• GIVEN PROBLEM
Write the number of lines holding the word "color", and nothing else.

• ENTRIES SUPPLIED

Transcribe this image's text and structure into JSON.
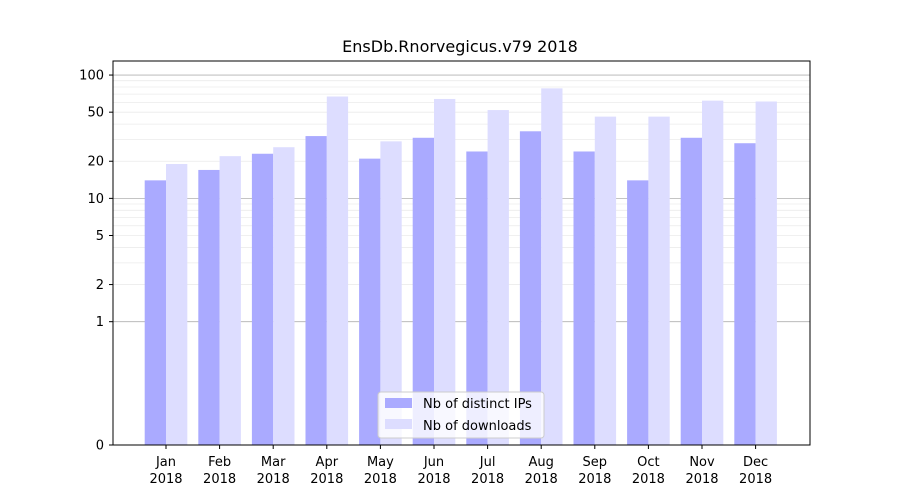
{
  "chart_data": {
    "type": "bar",
    "title": "EnsDb.Rnorvegicus.v79 2018",
    "xlabel": "",
    "ylabel": "",
    "scale": "symlog",
    "ylim": [
      0,
      130
    ],
    "grid": true,
    "legend_position": "bottom-center",
    "categories": [
      [
        "Jan",
        "2018"
      ],
      [
        "Feb",
        "2018"
      ],
      [
        "Mar",
        "2018"
      ],
      [
        "Apr",
        "2018"
      ],
      [
        "May",
        "2018"
      ],
      [
        "Jun",
        "2018"
      ],
      [
        "Jul",
        "2018"
      ],
      [
        "Aug",
        "2018"
      ],
      [
        "Sep",
        "2018"
      ],
      [
        "Oct",
        "2018"
      ],
      [
        "Nov",
        "2018"
      ],
      [
        "Dec",
        "2018"
      ]
    ],
    "y_ticks": [
      0,
      1,
      2,
      5,
      10,
      20,
      50,
      100
    ],
    "series": [
      {
        "name": "Nb of distinct IPs",
        "color": "#aaaaff",
        "values": [
          14,
          17,
          23,
          32,
          21,
          31,
          24,
          35,
          24,
          14,
          31,
          28
        ]
      },
      {
        "name": "Nb of downloads",
        "color": "#ddddff",
        "values": [
          19,
          22,
          26,
          67,
          29,
          64,
          52,
          78,
          46,
          46,
          62,
          61
        ]
      }
    ]
  }
}
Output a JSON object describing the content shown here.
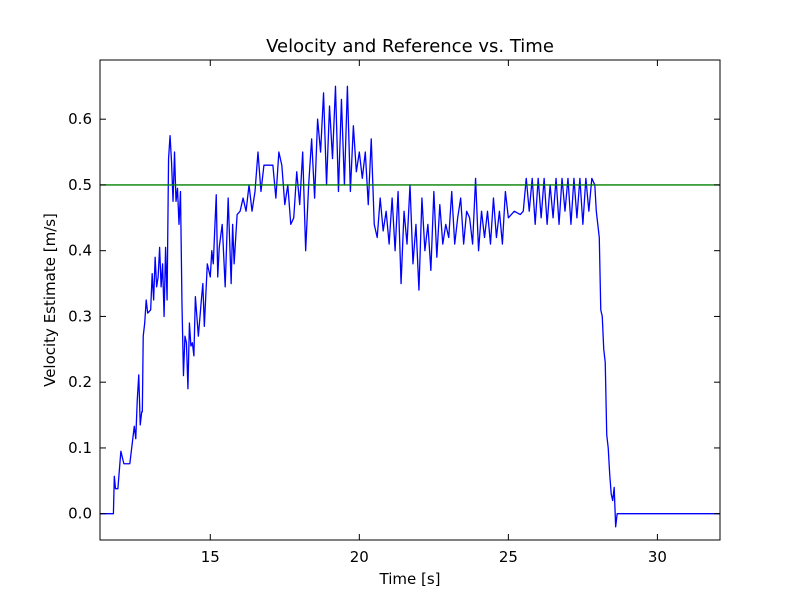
{
  "chart_data": {
    "type": "line",
    "title": "Velocity and Reference vs. Time",
    "xlabel": "Time [s]",
    "ylabel": "Velocity Estimate [m/s]",
    "xlim": [
      11.3,
      32.1
    ],
    "ylim": [
      -0.04,
      0.69
    ],
    "x_ticks": [
      15,
      20,
      25,
      30
    ],
    "y_ticks": [
      0.0,
      0.1,
      0.2,
      0.3,
      0.4,
      0.5,
      0.6
    ],
    "grid": false,
    "series": [
      {
        "color": "#0000ff",
        "x": [
          11.3,
          11.75,
          11.78,
          11.82,
          11.86,
          11.9,
          12.0,
          12.1,
          12.15,
          12.3,
          12.45,
          12.5,
          12.55,
          12.6,
          12.65,
          12.7,
          12.72,
          12.75,
          12.8,
          12.85,
          12.9,
          13.0,
          13.05,
          13.1,
          13.15,
          13.2,
          13.25,
          13.3,
          13.35,
          13.4,
          13.45,
          13.5,
          13.55,
          13.6,
          13.65,
          13.7,
          13.75,
          13.8,
          13.85,
          13.9,
          13.95,
          14.0,
          14.05,
          14.1,
          14.15,
          14.2,
          14.25,
          14.3,
          14.35,
          14.4,
          14.45,
          14.5,
          14.6,
          14.7,
          14.75,
          14.8,
          14.9,
          15.0,
          15.05,
          15.1,
          15.2,
          15.25,
          15.3,
          15.4,
          15.5,
          15.6,
          15.7,
          15.75,
          15.8,
          15.9,
          16.0,
          16.1,
          16.2,
          16.3,
          16.4,
          16.5,
          16.6,
          16.7,
          16.8,
          17.0,
          17.1,
          17.2,
          17.3,
          17.4,
          17.5,
          17.6,
          17.7,
          17.8,
          17.9,
          18.0,
          18.1,
          18.2,
          18.3,
          18.4,
          18.5,
          18.6,
          18.7,
          18.8,
          18.9,
          19.0,
          19.1,
          19.2,
          19.3,
          19.4,
          19.5,
          19.6,
          19.7,
          19.8,
          19.9,
          20.0,
          20.1,
          20.2,
          20.3,
          20.4,
          20.5,
          20.6,
          20.7,
          20.8,
          20.9,
          21.0,
          21.1,
          21.2,
          21.3,
          21.4,
          21.5,
          21.6,
          21.7,
          21.8,
          21.9,
          22.0,
          22.1,
          22.2,
          22.3,
          22.4,
          22.5,
          22.6,
          22.7,
          22.8,
          22.9,
          23.0,
          23.1,
          23.2,
          23.3,
          23.4,
          23.5,
          23.6,
          23.7,
          23.8,
          23.9,
          24.0,
          24.1,
          24.2,
          24.3,
          24.4,
          24.5,
          24.6,
          24.7,
          24.8,
          24.9,
          25.0,
          25.2,
          25.4,
          25.5,
          25.6,
          25.7,
          25.8,
          25.9,
          26.0,
          26.1,
          26.2,
          26.3,
          26.4,
          26.5,
          26.6,
          26.7,
          26.8,
          26.9,
          27.0,
          27.1,
          27.2,
          27.3,
          27.4,
          27.5,
          27.6,
          27.7,
          27.8,
          27.9,
          27.95,
          28.0,
          28.05,
          28.1,
          28.15,
          28.2,
          28.25,
          28.3,
          28.35,
          28.4,
          28.45,
          28.5,
          28.55,
          28.6,
          28.65,
          28.7,
          32.1
        ],
        "y": [
          0.0,
          0.0,
          0.057,
          0.038,
          0.038,
          0.038,
          0.095,
          0.076,
          0.076,
          0.076,
          0.133,
          0.114,
          0.173,
          0.211,
          0.135,
          0.155,
          0.155,
          0.27,
          0.29,
          0.325,
          0.305,
          0.31,
          0.365,
          0.325,
          0.39,
          0.345,
          0.36,
          0.405,
          0.345,
          0.38,
          0.3,
          0.405,
          0.325,
          0.54,
          0.575,
          0.535,
          0.475,
          0.55,
          0.475,
          0.495,
          0.44,
          0.49,
          0.32,
          0.21,
          0.27,
          0.26,
          0.19,
          0.29,
          0.255,
          0.26,
          0.24,
          0.33,
          0.27,
          0.325,
          0.35,
          0.285,
          0.38,
          0.36,
          0.4,
          0.38,
          0.485,
          0.36,
          0.405,
          0.44,
          0.345,
          0.48,
          0.35,
          0.44,
          0.38,
          0.455,
          0.46,
          0.48,
          0.46,
          0.5,
          0.46,
          0.49,
          0.55,
          0.49,
          0.53,
          0.53,
          0.53,
          0.48,
          0.55,
          0.53,
          0.47,
          0.5,
          0.44,
          0.45,
          0.52,
          0.47,
          0.55,
          0.4,
          0.5,
          0.57,
          0.48,
          0.6,
          0.55,
          0.64,
          0.5,
          0.62,
          0.54,
          0.65,
          0.49,
          0.63,
          0.5,
          0.65,
          0.49,
          0.59,
          0.52,
          0.55,
          0.51,
          0.55,
          0.47,
          0.57,
          0.44,
          0.42,
          0.48,
          0.43,
          0.46,
          0.41,
          0.48,
          0.4,
          0.49,
          0.35,
          0.46,
          0.41,
          0.5,
          0.38,
          0.44,
          0.34,
          0.48,
          0.4,
          0.44,
          0.37,
          0.49,
          0.39,
          0.47,
          0.41,
          0.44,
          0.42,
          0.49,
          0.41,
          0.45,
          0.48,
          0.41,
          0.46,
          0.45,
          0.41,
          0.51,
          0.4,
          0.46,
          0.42,
          0.46,
          0.41,
          0.48,
          0.42,
          0.46,
          0.41,
          0.49,
          0.45,
          0.46,
          0.455,
          0.46,
          0.51,
          0.46,
          0.51,
          0.44,
          0.51,
          0.45,
          0.51,
          0.44,
          0.5,
          0.45,
          0.51,
          0.44,
          0.51,
          0.46,
          0.51,
          0.44,
          0.51,
          0.45,
          0.51,
          0.44,
          0.51,
          0.46,
          0.51,
          0.5,
          0.46,
          0.44,
          0.42,
          0.31,
          0.3,
          0.25,
          0.23,
          0.12,
          0.1,
          0.06,
          0.03,
          0.02,
          0.04,
          -0.02,
          0.0,
          0.0,
          0.0
        ]
      },
      {
        "color": "#008000",
        "x": [
          11.3,
          32.1
        ],
        "y": [
          0.5,
          0.5
        ]
      }
    ]
  }
}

• EXERCISE SOLUTION
4